# PROVIDED DATA
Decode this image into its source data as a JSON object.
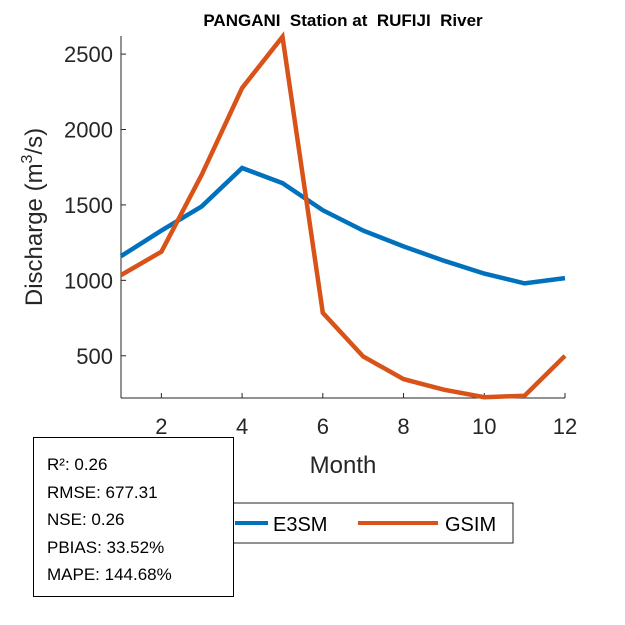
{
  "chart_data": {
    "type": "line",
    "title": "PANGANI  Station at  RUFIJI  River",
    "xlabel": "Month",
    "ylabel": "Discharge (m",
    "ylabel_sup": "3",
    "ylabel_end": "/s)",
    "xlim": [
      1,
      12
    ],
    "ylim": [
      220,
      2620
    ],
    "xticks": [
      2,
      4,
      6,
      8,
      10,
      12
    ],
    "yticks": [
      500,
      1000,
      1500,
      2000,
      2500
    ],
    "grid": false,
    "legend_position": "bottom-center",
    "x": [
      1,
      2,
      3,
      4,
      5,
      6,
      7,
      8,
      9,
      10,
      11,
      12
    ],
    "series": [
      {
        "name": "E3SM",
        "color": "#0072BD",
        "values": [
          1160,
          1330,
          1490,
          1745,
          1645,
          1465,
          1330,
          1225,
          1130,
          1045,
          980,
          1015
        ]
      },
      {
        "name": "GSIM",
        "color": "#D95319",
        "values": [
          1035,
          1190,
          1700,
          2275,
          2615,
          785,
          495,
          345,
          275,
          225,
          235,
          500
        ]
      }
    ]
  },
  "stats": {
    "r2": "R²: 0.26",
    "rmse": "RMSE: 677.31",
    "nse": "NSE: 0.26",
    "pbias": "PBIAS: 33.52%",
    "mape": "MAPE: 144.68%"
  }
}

* * *

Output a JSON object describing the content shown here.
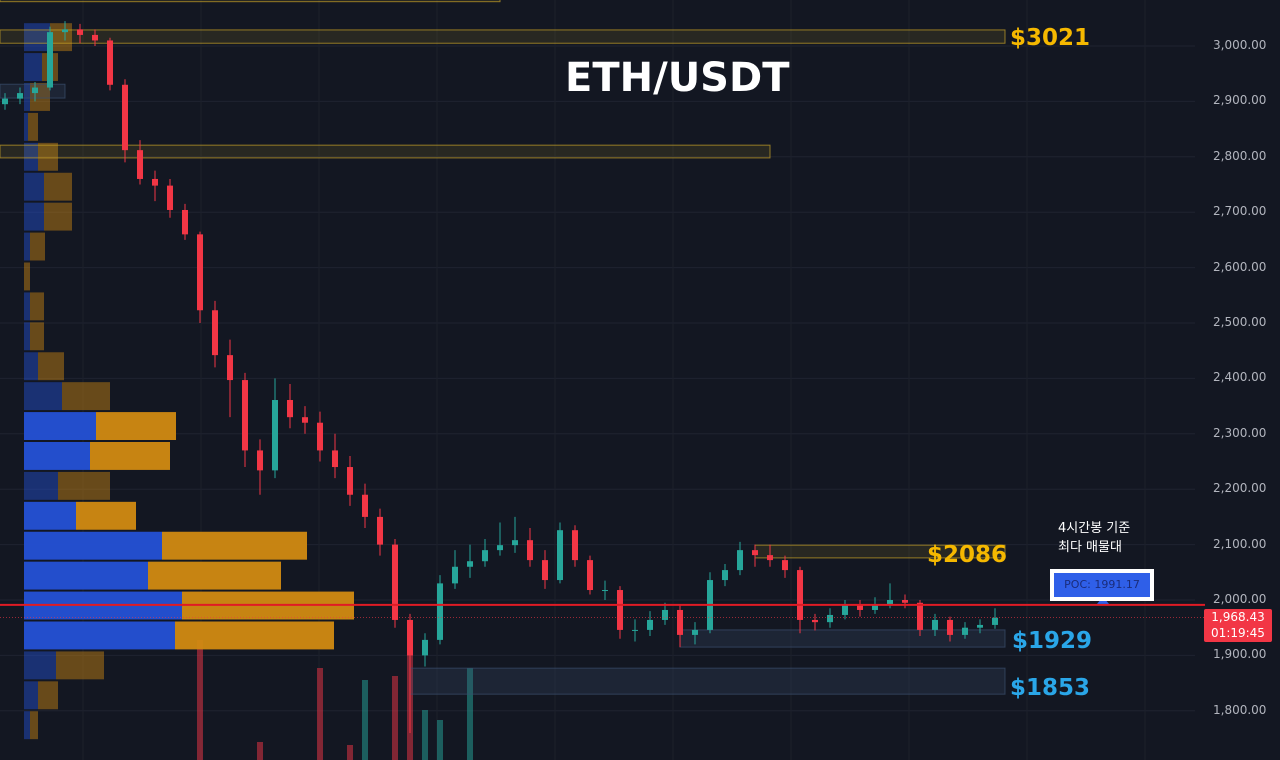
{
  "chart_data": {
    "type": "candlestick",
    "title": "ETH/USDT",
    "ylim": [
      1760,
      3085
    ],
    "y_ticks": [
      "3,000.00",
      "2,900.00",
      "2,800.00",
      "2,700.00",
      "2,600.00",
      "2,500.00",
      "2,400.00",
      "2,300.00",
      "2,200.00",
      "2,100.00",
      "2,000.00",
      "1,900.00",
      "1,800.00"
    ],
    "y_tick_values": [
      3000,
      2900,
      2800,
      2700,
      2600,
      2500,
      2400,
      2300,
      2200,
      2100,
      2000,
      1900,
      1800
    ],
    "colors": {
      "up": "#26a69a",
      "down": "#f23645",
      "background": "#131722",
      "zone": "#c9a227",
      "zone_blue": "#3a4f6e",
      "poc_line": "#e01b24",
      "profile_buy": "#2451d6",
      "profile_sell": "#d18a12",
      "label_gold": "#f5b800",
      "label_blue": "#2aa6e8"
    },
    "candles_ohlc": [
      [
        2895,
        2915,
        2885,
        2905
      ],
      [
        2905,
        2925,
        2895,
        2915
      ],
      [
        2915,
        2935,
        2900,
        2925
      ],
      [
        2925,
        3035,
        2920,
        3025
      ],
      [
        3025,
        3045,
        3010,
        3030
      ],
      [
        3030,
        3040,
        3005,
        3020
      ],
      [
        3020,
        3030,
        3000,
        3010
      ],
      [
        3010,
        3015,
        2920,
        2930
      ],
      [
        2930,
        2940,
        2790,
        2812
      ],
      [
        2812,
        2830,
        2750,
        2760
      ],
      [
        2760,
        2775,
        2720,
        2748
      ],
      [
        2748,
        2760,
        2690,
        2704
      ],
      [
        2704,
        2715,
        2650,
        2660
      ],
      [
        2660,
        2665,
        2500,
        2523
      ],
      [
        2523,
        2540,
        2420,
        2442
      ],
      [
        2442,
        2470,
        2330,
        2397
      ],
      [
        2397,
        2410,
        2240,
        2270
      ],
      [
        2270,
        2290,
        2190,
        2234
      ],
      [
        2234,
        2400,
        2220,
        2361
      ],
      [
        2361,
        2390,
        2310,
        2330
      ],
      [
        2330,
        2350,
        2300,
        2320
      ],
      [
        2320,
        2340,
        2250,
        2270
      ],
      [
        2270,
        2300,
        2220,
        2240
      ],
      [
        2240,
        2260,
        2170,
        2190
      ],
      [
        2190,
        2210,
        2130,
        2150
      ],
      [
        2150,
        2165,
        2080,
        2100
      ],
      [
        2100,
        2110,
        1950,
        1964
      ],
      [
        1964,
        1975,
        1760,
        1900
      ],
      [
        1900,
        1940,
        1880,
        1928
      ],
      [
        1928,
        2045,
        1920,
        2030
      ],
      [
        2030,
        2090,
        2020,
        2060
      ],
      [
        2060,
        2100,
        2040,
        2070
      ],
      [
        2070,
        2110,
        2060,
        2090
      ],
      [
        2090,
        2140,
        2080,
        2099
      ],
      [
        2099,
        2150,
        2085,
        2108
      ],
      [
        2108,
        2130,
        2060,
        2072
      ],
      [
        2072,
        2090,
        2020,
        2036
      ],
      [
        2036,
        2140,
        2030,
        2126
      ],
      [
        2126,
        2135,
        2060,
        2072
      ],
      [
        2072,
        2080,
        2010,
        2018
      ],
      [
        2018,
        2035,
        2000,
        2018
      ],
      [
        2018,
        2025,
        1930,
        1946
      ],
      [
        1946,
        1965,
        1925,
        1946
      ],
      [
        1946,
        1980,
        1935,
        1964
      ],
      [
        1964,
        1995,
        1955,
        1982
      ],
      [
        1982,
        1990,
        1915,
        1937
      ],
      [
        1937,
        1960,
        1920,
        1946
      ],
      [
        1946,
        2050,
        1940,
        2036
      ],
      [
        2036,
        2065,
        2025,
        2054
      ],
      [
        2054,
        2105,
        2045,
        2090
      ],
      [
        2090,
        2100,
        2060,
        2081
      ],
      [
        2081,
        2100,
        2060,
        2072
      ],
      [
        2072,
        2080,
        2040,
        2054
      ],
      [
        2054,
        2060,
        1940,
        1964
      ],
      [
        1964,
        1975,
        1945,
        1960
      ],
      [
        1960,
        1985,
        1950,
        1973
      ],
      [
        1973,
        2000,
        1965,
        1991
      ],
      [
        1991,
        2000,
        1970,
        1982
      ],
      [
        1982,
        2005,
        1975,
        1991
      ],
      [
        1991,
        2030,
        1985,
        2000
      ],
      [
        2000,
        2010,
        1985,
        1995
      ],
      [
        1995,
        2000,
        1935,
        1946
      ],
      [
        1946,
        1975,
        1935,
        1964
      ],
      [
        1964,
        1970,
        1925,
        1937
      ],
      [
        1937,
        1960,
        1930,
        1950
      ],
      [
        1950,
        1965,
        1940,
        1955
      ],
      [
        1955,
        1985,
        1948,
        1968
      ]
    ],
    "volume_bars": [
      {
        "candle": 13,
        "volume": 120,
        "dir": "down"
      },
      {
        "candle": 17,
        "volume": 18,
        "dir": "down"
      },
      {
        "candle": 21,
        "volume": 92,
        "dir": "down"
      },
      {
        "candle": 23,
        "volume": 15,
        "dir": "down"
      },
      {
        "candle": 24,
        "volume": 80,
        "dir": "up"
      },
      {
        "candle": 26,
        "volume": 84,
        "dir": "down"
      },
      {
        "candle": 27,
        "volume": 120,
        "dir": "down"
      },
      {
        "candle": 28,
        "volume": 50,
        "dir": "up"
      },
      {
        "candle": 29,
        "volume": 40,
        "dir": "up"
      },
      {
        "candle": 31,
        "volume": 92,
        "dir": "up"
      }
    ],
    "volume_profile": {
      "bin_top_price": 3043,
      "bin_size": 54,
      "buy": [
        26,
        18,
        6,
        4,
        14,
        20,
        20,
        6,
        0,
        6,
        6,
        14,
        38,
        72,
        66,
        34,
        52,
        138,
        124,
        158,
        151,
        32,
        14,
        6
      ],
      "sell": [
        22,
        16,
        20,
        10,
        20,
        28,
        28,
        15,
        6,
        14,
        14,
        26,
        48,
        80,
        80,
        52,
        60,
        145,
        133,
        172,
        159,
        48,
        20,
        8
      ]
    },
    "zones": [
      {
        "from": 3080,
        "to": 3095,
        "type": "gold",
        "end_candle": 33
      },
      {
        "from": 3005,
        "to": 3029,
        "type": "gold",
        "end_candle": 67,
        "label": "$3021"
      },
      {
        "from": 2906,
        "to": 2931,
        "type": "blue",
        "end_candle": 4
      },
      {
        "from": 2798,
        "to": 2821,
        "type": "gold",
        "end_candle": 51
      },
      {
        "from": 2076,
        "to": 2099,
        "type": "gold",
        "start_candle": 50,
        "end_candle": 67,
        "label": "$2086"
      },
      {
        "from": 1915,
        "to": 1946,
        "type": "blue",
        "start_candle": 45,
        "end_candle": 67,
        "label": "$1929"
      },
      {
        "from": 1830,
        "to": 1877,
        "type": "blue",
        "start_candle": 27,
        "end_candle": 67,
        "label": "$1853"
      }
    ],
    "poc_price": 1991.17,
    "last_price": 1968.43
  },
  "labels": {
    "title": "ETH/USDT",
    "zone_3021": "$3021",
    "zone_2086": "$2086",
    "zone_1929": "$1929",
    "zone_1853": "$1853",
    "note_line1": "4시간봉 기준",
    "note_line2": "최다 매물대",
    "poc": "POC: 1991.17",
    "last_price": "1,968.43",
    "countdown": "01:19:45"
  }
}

# TASK INSTRUCTIONS
Identify and copy the lines holding the word "from".

# ANSWER FOR THIS EXERCISE
        "from": 3080,
        "from": 3005,
        "from": 2906,
        "from": 2798,
        "from": 2076,
        "from": 1915,
        "from": 1830,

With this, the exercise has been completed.